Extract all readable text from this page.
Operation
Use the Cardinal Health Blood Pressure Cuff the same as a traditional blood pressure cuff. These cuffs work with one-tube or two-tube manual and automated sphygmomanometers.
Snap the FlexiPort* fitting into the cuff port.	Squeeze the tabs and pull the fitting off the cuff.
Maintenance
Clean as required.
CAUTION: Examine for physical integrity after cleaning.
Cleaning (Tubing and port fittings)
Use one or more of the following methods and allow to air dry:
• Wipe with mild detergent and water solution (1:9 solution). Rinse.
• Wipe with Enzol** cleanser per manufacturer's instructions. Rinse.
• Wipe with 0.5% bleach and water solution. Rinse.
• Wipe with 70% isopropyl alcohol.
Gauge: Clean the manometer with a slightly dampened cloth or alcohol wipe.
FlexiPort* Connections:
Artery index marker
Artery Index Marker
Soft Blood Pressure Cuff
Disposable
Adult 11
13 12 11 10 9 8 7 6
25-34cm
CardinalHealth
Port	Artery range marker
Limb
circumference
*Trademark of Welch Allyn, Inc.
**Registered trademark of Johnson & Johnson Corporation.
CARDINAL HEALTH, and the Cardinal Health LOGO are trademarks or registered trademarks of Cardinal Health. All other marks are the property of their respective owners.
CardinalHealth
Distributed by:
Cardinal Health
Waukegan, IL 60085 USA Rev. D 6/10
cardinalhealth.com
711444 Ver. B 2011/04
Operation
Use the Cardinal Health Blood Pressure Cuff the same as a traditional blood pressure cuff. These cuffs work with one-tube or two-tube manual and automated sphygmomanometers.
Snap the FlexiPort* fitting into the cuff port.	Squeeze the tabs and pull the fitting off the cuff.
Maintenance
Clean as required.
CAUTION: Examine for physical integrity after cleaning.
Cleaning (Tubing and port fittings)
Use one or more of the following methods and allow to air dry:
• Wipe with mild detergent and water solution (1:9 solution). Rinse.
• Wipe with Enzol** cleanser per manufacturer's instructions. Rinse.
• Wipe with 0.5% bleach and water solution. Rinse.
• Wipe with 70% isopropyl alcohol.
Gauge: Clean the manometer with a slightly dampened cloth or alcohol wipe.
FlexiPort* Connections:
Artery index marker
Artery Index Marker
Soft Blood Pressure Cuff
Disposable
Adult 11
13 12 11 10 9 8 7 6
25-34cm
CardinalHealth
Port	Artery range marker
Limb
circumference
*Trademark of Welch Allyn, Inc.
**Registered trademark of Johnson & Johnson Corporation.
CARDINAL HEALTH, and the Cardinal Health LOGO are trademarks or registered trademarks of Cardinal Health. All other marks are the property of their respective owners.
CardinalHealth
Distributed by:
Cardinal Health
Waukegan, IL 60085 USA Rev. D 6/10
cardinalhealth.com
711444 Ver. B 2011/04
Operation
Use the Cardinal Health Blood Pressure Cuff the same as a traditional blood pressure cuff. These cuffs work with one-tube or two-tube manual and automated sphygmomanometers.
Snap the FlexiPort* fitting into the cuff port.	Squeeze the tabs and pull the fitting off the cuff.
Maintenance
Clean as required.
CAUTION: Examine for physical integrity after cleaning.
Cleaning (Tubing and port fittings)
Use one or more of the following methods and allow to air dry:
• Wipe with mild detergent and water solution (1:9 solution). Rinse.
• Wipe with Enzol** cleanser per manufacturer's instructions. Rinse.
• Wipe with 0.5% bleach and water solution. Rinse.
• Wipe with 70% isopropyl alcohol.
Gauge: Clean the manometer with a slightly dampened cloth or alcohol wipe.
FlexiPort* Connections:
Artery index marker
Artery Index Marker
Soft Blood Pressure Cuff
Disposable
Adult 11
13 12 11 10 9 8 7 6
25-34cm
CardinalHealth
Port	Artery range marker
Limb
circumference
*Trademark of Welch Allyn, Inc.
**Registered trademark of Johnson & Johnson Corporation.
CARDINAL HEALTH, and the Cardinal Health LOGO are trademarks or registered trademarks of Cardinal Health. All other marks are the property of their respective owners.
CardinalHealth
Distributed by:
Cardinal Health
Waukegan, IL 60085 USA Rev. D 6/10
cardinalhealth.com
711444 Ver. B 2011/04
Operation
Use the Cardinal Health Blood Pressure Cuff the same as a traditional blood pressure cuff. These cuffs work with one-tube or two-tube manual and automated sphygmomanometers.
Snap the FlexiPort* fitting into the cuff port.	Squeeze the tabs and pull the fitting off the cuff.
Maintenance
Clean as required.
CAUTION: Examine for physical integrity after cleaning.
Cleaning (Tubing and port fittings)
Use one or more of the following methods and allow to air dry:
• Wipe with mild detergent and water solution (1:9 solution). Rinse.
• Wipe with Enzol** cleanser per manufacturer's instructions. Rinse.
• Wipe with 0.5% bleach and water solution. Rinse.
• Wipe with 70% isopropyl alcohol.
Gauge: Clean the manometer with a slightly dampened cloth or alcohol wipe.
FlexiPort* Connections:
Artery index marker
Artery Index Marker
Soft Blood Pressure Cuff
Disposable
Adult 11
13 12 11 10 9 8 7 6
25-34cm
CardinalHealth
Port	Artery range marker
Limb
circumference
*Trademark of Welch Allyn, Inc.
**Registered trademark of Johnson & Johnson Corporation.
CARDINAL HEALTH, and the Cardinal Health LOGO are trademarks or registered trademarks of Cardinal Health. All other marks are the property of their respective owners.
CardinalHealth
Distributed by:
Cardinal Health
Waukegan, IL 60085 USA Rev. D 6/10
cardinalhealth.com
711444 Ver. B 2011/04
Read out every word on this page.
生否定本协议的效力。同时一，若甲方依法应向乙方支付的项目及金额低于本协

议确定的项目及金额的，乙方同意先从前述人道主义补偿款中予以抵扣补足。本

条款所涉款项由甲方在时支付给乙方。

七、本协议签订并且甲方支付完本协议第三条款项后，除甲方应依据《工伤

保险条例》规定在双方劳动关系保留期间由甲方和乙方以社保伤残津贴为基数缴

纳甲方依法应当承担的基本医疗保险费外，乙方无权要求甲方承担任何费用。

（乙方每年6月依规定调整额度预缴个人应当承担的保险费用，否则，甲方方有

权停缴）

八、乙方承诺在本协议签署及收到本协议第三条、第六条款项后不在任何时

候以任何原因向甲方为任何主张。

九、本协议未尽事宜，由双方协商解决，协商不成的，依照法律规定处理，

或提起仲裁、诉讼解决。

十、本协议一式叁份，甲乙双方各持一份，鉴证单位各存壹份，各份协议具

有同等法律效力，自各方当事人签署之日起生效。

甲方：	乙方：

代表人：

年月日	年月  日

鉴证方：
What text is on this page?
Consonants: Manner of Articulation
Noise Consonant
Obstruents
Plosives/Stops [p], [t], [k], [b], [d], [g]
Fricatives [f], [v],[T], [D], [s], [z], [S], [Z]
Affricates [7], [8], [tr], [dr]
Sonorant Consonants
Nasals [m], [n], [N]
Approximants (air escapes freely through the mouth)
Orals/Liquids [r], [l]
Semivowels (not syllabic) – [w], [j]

■ ■ ■ ■

→ **Exercise objective**
Return all of the data precisely as it appears.

→ **Written reply**
Extract all readable text from this page.
Operation
Use the Cardinal Health Blood Pressure Cuff the same as a traditional blood pressure cuff. These cuffs work with one-tube or two-tube manual and automated sphygmomanometers.
Snap the FlexiPort* fitting into the cuff port.	Squeeze the tabs and pull the fitting off the cuff.
Maintenance
Clean as required.
CAUTION: Examine for physical integrity after cleaning.
Cleaning (Tubing and port fittings)
Use one or more of the following methods and allow to air dry:
• Wipe with mild detergent and water solution (1:9 solution). Rinse.
• Wipe with Enzol** cleanser per manufacturer's instructions. Rinse.
• Wipe with 0.5% bleach and water solution. Rinse.
• Wipe with 70% isopropyl alcohol.
Gauge: Clean the manometer with a slightly dampened cloth or alcohol wipe.
FlexiPort* Connections:
Artery index marker
Artery Index Marker
Soft Blood Pressure Cuff
Disposable
Adult 11
13 12 11 10 9 8 7 6
25-34cm
CardinalHealth
Port	Artery range marker
Limb
circumference
*Trademark of Welch Allyn, Inc.
**Registered trademark of Johnson & Johnson Corporation.
CARDINAL HEALTH, and the Cardinal Health LOGO are trademarks or registered trademarks of Cardinal Health. All other marks are the property of their respective owners.
CardinalHealth
Distributed by:
Cardinal Health
Waukegan, IL 60085 USA Rev. D 6/10
cardinalhealth.com
711444 Ver. B 2011/04
Operation
Use the Cardinal Health Blood Pressure Cuff the same as a traditional blood pressure cuff. These cuffs work with one-tube or two-tube manual and automated sphygmomanometers.
Snap the FlexiPort* fitting into the cuff port.	Squeeze the tabs and pull the fitting off the cuff.
Maintenance
Clean as required.
CAUTION: Examine for physical integrity after cleaning.
Cleaning (Tubing and port fittings)
Use one or more of the following methods and allow to air dry:
• Wipe with mild detergent and water solution (1:9 solution). Rinse.
• Wipe with Enzol** cleanser per manufacturer's instructions. Rinse.
• Wipe with 0.5% bleach and water solution. Rinse.
• Wipe with 70% isopropyl alcohol.
Gauge: Clean the manometer with a slightly dampened cloth or alcohol wipe.
FlexiPort* Connections:
Artery index marker
Artery Index Marker
Soft Blood Pressure Cuff
Disposable
Adult 11
13 12 11 10 9 8 7 6
25-34cm
CardinalHealth
Port	Artery range marker
Limb
circumference
*Trademark of Welch Allyn, Inc.
**Registered trademark of Johnson & Johnson Corporation.
CARDINAL HEALTH, and the Cardinal Health LOGO are trademarks or registered trademarks of Cardinal Health. All other marks are the property of their respective owners.
CardinalHealth
Distributed by:
Cardinal Health
Waukegan, IL 60085 USA Rev. D 6/10
cardinalhealth.com
711444 Ver. B 2011/04
Operation
Use the Cardinal Health Blood Pressure Cuff the same as a traditional blood pressure cuff. These cuffs work with one-tube or two-tube manual and automated sphygmomanometers.
Snap the FlexiPort* fitting into the cuff port.	Squeeze the tabs and pull the fitting off the cuff.
Maintenance
Clean as required.
CAUTION: Examine for physical integrity after cleaning.
Cleaning (Tubing and port fittings)
Use one or more of the following methods and allow to air dry:
• Wipe with mild detergent and water solution (1:9 solution). Rinse.
• Wipe with Enzol** cleanser per manufacturer's instructions. Rinse.
• Wipe with 0.5% bleach and water solution. Rinse.
• Wipe with 70% isopropyl alcohol.
Gauge: Clean the manometer with a slightly dampened cloth or alcohol wipe.
FlexiPort* Connections:
Artery index marker
Artery Index Marker
Soft Blood Pressure Cuff
Disposable
Adult 11
13 12 11 10 9 8 7 6
25-34cm
CardinalHealth
Port	Artery range marker
Limb
circumference
*Trademark of Welch Allyn, Inc.
**Registered trademark of Johnson & Johnson Corporation.
CARDINAL HEALTH, and the Cardinal Health LOGO are trademarks or registered trademarks of Cardinal Health. All other marks are the property of their respective owners.
CardinalHealth
Distributed by:
Cardinal Health
Waukegan, IL 60085 USA Rev. D 6/10
cardinalhealth.com
711444 Ver. B 2011/04
Operation
Use the Cardinal Health Blood Pressure Cuff the same as a traditional blood pressure cuff. These cuffs work with one-tube or two-tube manual and automated sphygmomanometers.
Snap the FlexiPort* fitting into the cuff port.	Squeeze the tabs and pull the fitting off the cuff.
Maintenance
Clean as required.
CAUTION: Examine for physical integrity after cleaning.
Cleaning (Tubing and port fittings)
Use one or more of the following methods and allow to air dry:
• Wipe with mild detergent and water solution (1:9 solution). Rinse.
• Wipe with Enzol** cleanser per manufacturer's instructions. Rinse.
• Wipe with 0.5% bleach and water solution. Rinse.
• Wipe with 70% isopropyl alcohol.
Gauge: Clean the manometer with a slightly dampened cloth or alcohol wipe.
FlexiPort* Connections:
Artery index marker
Artery Index Marker
Soft Blood Pressure Cuff
Disposable
Adult 11
13 12 11 10 9 8 7 6
25-34cm
CardinalHealth
Port	Artery range marker
Limb
circumference
*Trademark of Welch Allyn, Inc.
**Registered trademark of Johnson & Johnson Corporation.
CARDINAL HEALTH, and the Cardinal Health LOGO are trademarks or registered trademarks of Cardinal Health. All other marks are the property of their respective owners.
CardinalHealth
Distributed by:
Cardinal Health
Waukegan, IL 60085 USA Rev. D 6/10
cardinalhealth.com
711444 Ver. B 2011/04
Read out every word on this page.
生否定本协议的效力。同时一，若甲方依法应向乙方支付的项目及金额低于本协

议确定的项目及金额的，乙方同意先从前述人道主义补偿款中予以抵扣补足。本

条款所涉款项由甲方在时支付给乙方。

七、本协议签订并且甲方支付完本协议第三条款项后，除甲方应依据《工伤

保险条例》规定在双方劳动关系保留期间由甲方和乙方以社保伤残津贴为基数缴

纳甲方依法应当承担的基本医疗保险费外，乙方无权要求甲方承担任何费用。

（乙方每年6月依规定调整额度预缴个人应当承担的保险费用，否则，甲方方有

权停缴）

八、乙方承诺在本协议签署及收到本协议第三条、第六条款项后不在任何时

候以任何原因向甲方为任何主张。

九、本协议未尽事宜，由双方协商解决，协商不成的，依照法律规定处理，

或提起仲裁、诉讼解决。

十、本协议一式叁份，甲乙双方各持一份，鉴证单位各存壹份，各份协议具

有同等法律效力，自各方当事人签署之日起生效。

甲方：	乙方：

代表人：

年月日	年月  日

鉴证方：
What text is on this page?
Consonants: Manner of Articulation
Noise Consonant
Obstruents
Plosives/Stops [p], [t], [k], [b], [d], [g]
Fricatives [f], [v],[T], [D], [s], [z], [S], [Z]
Affricates [7], [8], [tr], [dr]
Sonorant Consonants
Nasals [m], [n], [N]
Approximants (air escapes freely through the mouth)
Orals/Liquids [r], [l]
Semivowels (not syllabic) – [w], [j]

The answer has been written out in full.